■ **TASK OBJECTIVE**:
Gather all lines with "yksityissektorin" from the records.
▬▬▬▬▬▬▬▬▬▬
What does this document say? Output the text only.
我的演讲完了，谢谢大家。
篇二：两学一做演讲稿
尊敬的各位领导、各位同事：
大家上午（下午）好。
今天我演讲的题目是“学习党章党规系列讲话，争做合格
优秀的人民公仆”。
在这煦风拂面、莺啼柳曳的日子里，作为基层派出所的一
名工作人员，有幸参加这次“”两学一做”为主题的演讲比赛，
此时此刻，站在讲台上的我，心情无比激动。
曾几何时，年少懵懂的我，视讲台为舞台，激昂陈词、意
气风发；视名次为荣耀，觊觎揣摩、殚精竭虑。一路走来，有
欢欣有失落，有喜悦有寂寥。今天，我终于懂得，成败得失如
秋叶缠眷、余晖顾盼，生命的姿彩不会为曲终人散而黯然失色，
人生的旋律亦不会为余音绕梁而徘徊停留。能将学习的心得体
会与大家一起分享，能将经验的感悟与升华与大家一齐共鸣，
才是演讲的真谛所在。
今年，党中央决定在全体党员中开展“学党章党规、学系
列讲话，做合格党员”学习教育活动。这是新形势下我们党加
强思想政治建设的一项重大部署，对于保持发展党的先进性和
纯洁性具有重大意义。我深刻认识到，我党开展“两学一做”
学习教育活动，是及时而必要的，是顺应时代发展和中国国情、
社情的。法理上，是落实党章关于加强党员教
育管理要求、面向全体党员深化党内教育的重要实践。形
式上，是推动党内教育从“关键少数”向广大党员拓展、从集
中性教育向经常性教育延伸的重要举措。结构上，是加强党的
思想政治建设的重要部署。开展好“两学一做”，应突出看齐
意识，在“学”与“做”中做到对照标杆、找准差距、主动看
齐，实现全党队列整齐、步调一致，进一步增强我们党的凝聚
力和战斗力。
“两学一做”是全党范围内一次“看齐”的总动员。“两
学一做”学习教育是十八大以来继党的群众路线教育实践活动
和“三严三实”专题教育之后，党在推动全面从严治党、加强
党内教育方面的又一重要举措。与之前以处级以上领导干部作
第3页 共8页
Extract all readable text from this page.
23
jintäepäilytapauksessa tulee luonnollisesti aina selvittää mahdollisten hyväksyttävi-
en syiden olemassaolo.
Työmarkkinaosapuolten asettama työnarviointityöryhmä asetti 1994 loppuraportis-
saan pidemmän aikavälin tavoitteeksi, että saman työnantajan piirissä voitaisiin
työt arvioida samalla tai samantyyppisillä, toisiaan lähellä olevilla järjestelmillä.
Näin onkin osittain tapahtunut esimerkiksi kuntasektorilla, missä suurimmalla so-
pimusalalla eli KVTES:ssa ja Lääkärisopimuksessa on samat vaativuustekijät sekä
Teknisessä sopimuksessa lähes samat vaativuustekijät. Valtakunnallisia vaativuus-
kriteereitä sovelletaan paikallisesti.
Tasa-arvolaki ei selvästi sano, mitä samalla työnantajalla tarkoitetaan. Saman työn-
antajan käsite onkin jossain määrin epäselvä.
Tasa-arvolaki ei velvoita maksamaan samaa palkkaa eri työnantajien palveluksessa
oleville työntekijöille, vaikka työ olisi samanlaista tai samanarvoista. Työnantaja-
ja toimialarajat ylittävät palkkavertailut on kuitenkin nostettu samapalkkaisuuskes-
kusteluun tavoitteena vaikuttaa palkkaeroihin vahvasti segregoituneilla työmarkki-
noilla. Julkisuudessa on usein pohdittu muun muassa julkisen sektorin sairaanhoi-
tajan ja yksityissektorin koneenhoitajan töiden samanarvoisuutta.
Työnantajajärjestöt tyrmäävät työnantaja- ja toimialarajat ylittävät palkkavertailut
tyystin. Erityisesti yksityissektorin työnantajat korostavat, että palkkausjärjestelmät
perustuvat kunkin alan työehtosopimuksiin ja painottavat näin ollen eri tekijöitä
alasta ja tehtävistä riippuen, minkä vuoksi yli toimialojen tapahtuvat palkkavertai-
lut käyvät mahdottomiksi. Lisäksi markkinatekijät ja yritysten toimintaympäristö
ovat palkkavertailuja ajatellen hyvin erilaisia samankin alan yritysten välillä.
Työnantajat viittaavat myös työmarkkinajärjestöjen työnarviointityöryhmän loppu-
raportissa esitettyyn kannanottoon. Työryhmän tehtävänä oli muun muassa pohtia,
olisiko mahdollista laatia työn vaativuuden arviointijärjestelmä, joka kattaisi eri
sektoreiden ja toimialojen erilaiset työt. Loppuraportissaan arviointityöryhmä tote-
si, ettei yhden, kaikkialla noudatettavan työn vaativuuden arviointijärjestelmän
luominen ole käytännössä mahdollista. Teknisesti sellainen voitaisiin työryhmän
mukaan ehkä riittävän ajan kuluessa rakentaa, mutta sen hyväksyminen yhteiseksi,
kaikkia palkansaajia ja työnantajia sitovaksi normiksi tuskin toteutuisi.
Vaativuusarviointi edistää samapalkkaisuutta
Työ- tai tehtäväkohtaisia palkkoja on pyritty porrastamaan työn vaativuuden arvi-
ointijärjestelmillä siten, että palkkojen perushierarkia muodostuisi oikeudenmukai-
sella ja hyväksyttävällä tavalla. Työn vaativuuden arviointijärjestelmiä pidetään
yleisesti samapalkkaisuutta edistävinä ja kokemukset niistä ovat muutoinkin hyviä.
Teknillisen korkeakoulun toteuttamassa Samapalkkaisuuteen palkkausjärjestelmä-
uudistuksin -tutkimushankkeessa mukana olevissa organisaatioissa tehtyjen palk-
▬▬▬▬▬▬▬▬▬▬
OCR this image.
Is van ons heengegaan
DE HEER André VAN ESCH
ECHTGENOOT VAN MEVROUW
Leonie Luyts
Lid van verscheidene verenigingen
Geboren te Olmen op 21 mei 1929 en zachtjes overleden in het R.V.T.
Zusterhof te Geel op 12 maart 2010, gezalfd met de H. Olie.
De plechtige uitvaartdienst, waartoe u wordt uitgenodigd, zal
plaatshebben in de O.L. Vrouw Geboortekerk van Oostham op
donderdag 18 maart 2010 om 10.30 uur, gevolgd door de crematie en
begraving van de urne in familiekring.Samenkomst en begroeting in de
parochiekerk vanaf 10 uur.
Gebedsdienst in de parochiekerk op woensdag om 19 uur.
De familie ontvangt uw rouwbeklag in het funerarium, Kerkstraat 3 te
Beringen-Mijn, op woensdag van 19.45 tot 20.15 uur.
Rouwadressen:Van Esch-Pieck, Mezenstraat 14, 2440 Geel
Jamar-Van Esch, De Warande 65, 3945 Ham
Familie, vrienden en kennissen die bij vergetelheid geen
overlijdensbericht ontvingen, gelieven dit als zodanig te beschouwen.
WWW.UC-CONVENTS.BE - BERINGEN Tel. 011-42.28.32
▬▬▬▬▬▬▬▬▬▬
■ **THE REPLY**:
tajan ja yksityissektorin koneenhoitajan töiden samanarvoisuutta.
tyystin. Erityisesti yksityissektorin työnantajat korostavat, että palkkausjärjestelmät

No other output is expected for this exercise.